### Task goal
Exclude the pictures, then quote exactly the lines from the one holding "Convert this document image to plain text." through the last line of the records.

+--

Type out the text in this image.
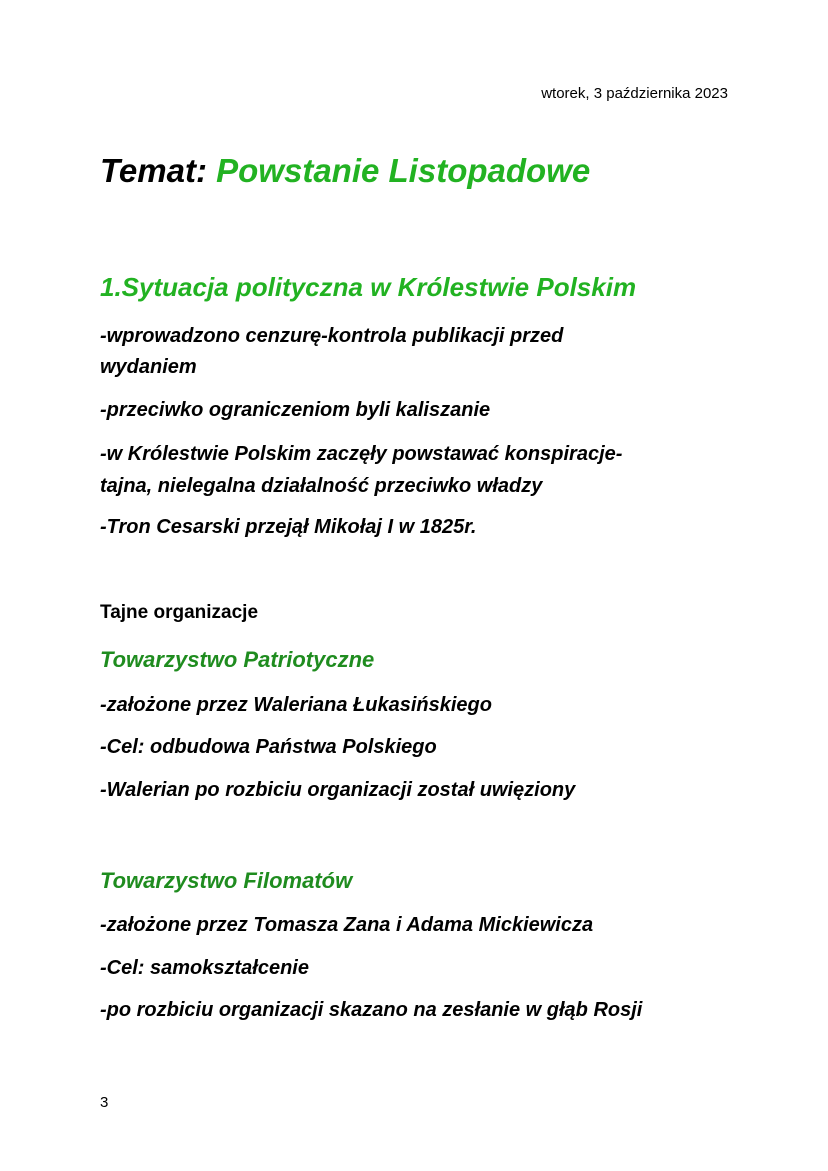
wtorek, 3 października 2023
Temat: Powstanie Listopadowe
1.Sytuacja polityczna w Królestwie Polskim
-wprowadzono cenzurę-kontrola publikacji przed
wydaniem
-przeciwko ograniczeniom byli kaliszanie
-w Królestwie Polskim zaczęły powstawać konspiracje-
tajna, nielegalna działalność przeciwko władzy
-Tron Cesarski przejął Mikołaj I w 1825r.
Tajne organizacje
Towarzystwo Patriotyczne
-założone przez Waleriana Łukasińskiego
-Cel: odbudowa Państwa Polskiego
-Walerian po rozbiciu organizacji został uwięziony
Towarzystwo Filomatów
-założone przez Tomasza Zana i Adama Mickiewicza
-Cel: samokształcenie
-po rozbiciu organizacji skazano na zesłanie w głąb Rosji
3
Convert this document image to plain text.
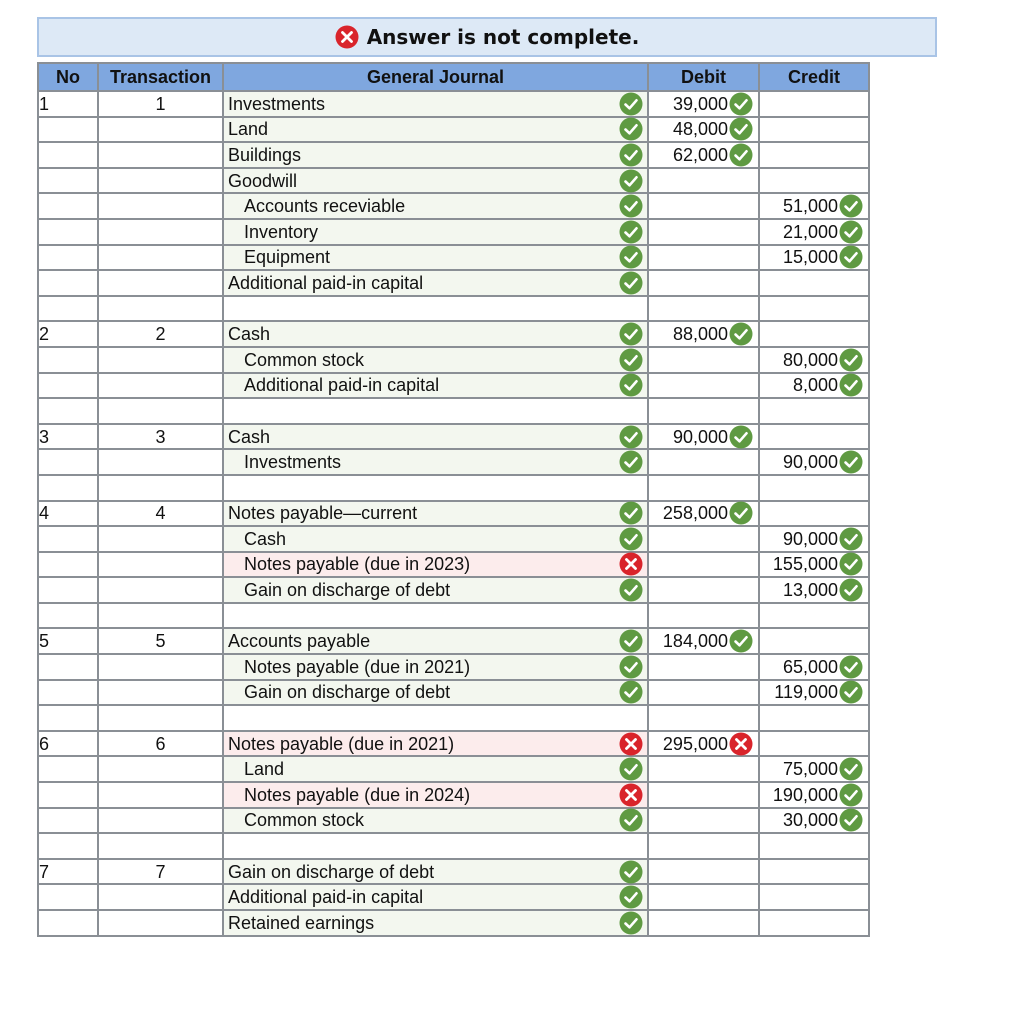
Answer is not complete.
No	Transaction	General Journal	Debit	Credit
1	1	Investments	39,000	

		Land	48,000	

		Buildings	62,000	

		Goodwill		

		Accounts receviable		51,000

		Inventory		21,000

		Equipment		15,000

		Additional paid-in capital		

2	2	Cash	88,000	

		Common stock		80,000

		Additional paid-in capital		8,000

3	3	Cash	90,000	

		Investments		90,000

4	4	Notes payable—current	258,000	

		Cash		90,000

		Notes payable (due in 2023)		155,000

		Gain on discharge of debt		13,000

5	5	Accounts payable	184,000	

		Notes payable (due in 2021)		65,000

		Gain on discharge of debt		119,000

6	6	Notes payable (due in 2021)	295,000	

		Land		75,000

		Notes payable (due in 2024)		190,000

		Common stock		30,000

7	7	Gain on discharge of debt		

		Additional paid-in capital		

		Retained earnings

+--

### Answer in full
Convert this document image to plain text.
Answer is not complete.
No	Transaction	General Journal	Debit	Credit
1	1	Investments	39,000	

		Land	48,000	

		Buildings	62,000	

		Goodwill		

		Accounts receviable		51,000

		Inventory		21,000

		Equipment		15,000

		Additional paid-in capital		

2	2	Cash	88,000	

		Common stock		80,000

		Additional paid-in capital		8,000

3	3	Cash	90,000	

		Investments		90,000

4	4	Notes payable—current	258,000	

		Cash		90,000

		Notes payable (due in 2023)		155,000

		Gain on discharge of debt		13,000

5	5	Accounts payable	184,000	

		Notes payable (due in 2021)		65,000

		Gain on discharge of debt		119,000

6	6	Notes payable (due in 2021)	295,000	

		Land		75,000

		Notes payable (due in 2024)		190,000

		Common stock		30,000

7	7	Gain on discharge of debt		

		Additional paid-in capital		

		Retained earnings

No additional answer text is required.